[Start Stored rows]

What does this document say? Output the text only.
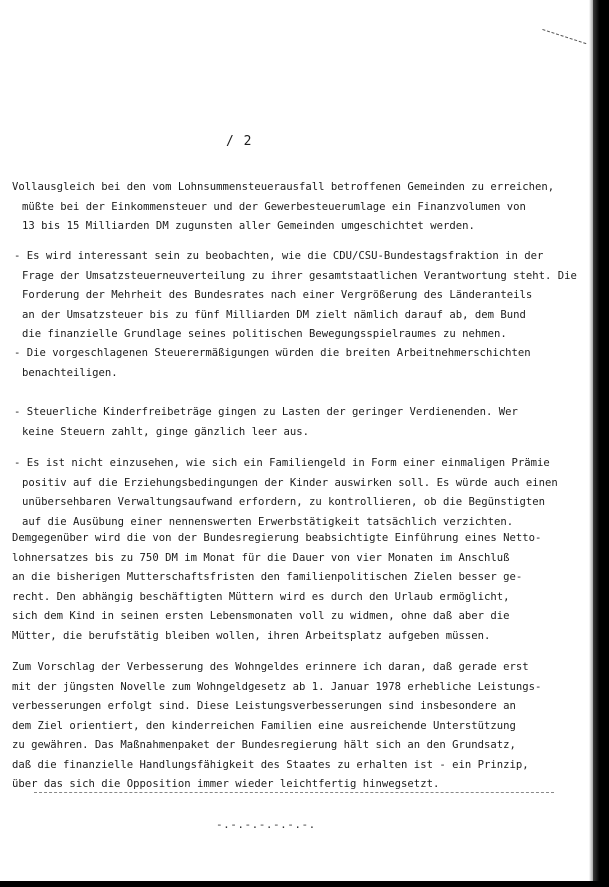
/ 2
Vollausgleich bei den vom Lohnsummensteuerausfall betroffenen Gemeinden zu erreichen,
müßte bei der Einkommensteuer und der Gewerbesteuerumlage ein Finanzvolumen von
13 bis 15 Milliarden DM zugunsten aller Gemeinden umgeschichtet werden.
- Es wird interessant sein zu beobachten, wie die CDU/CSU-Bundestagsfraktion in der
Frage der Umsatzsteuerneuverteilung zu ihrer gesamtstaatlichen Verantwortung steht. Die
Forderung der Mehrheit des Bundesrates nach einer Vergrößerung des Länderanteils
an der Umsatzsteuer bis zu fünf Milliarden DM zielt nämlich darauf ab, dem Bund
die finanzielle Grundlage seines politischen Bewegungsspielraumes zu nehmen.
- Die vorgeschlagenen Steuerermäßigungen würden die breiten Arbeitnehmerschichten
benachteiligen.
- Steuerliche Kinderfreibeträge gingen zu Lasten der geringer Verdienenden. Wer
keine Steuern zahlt, ginge gänzlich leer aus.
- Es ist nicht einzusehen, wie sich ein Familiengeld in Form einer einmaligen Prämie
positiv auf die Erziehungsbedingungen der Kinder auswirken soll. Es würde auch einen
unübersehbaren Verwaltungsaufwand erfordern, zu kontrollieren, ob die Begünstigten
auf die Ausübung einer nennenswerten Erwerbstätigkeit tatsächlich verzichten.
Demgegenüber wird die von der Bundesregierung beabsichtigte Einführung eines Netto-
lohnersatzes bis zu 750 DM im Monat für die Dauer von vier Monaten im Anschluß
an die bisherigen Mutterschaftsfristen den familienpolitischen Zielen besser ge-
recht. Den abhängig beschäftigten Müttern wird es durch den Urlaub ermöglicht,
sich dem Kind in seinen ersten Lebensmonaten voll zu widmen, ohne daß aber die
Mütter, die berufstätig bleiben wollen, ihren Arbeitsplatz aufgeben müssen.
Zum Vorschlag der Verbesserung des Wohngeldes erinnere ich daran, daß gerade erst
mit der jüngsten Novelle zum Wohngeldgesetz ab 1. Januar 1978 erhebliche Leistungs-
verbesserungen erfolgt sind. Diese Leistungsverbesserungen sind insbesondere an
dem Ziel orientiert, den kinderreichen Familien eine ausreichende Unterstützung
zu gewähren. Das Maßnahmenpaket der Bundesregierung hält sich an den Grundsatz,
daß die finanzielle Handlungsfähigkeit des Staates zu erhalten ist - ein Prinzip,
über das sich die Opposition immer wieder leichtfertig hinwegsetzt.
-.-.-.-.-.-.-.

[End Stored rows]

Work instructions:
Reproduce every entry word for word, but omit the pictures.

The output:
What does this document say? Output the text only.
/ 2
Vollausgleich bei den vom Lohnsummensteuerausfall betroffenen Gemeinden zu erreichen,
müßte bei der Einkommensteuer und der Gewerbesteuerumlage ein Finanzvolumen von
13 bis 15 Milliarden DM zugunsten aller Gemeinden umgeschichtet werden.
- Es wird interessant sein zu beobachten, wie die CDU/CSU-Bundestagsfraktion in der
Frage der Umsatzsteuerneuverteilung zu ihrer gesamtstaatlichen Verantwortung steht. Die
Forderung der Mehrheit des Bundesrates nach einer Vergrößerung des Länderanteils
an der Umsatzsteuer bis zu fünf Milliarden DM zielt nämlich darauf ab, dem Bund
die finanzielle Grundlage seines politischen Bewegungsspielraumes zu nehmen.
- Die vorgeschlagenen Steuerermäßigungen würden die breiten Arbeitnehmerschichten
benachteiligen.
- Steuerliche Kinderfreibeträge gingen zu Lasten der geringer Verdienenden. Wer
keine Steuern zahlt, ginge gänzlich leer aus.
- Es ist nicht einzusehen, wie sich ein Familiengeld in Form einer einmaligen Prämie
positiv auf die Erziehungsbedingungen der Kinder auswirken soll. Es würde auch einen
unübersehbaren Verwaltungsaufwand erfordern, zu kontrollieren, ob die Begünstigten
auf die Ausübung einer nennenswerten Erwerbstätigkeit tatsächlich verzichten.
Demgegenüber wird die von der Bundesregierung beabsichtigte Einführung eines Netto-
lohnersatzes bis zu 750 DM im Monat für die Dauer von vier Monaten im Anschluß
an die bisherigen Mutterschaftsfristen den familienpolitischen Zielen besser ge-
recht. Den abhängig beschäftigten Müttern wird es durch den Urlaub ermöglicht,
sich dem Kind in seinen ersten Lebensmonaten voll zu widmen, ohne daß aber die
Mütter, die berufstätig bleiben wollen, ihren Arbeitsplatz aufgeben müssen.
Zum Vorschlag der Verbesserung des Wohngeldes erinnere ich daran, daß gerade erst
mit der jüngsten Novelle zum Wohngeldgesetz ab 1. Januar 1978 erhebliche Leistungs-
verbesserungen erfolgt sind. Diese Leistungsverbesserungen sind insbesondere an
dem Ziel orientiert, den kinderreichen Familien eine ausreichende Unterstützung
zu gewähren. Das Maßnahmenpaket der Bundesregierung hält sich an den Grundsatz,
daß die finanzielle Handlungsfähigkeit des Staates zu erhalten ist - ein Prinzip,
über das sich die Opposition immer wieder leichtfertig hinwegsetzt.
-.-.-.-.-.-.-.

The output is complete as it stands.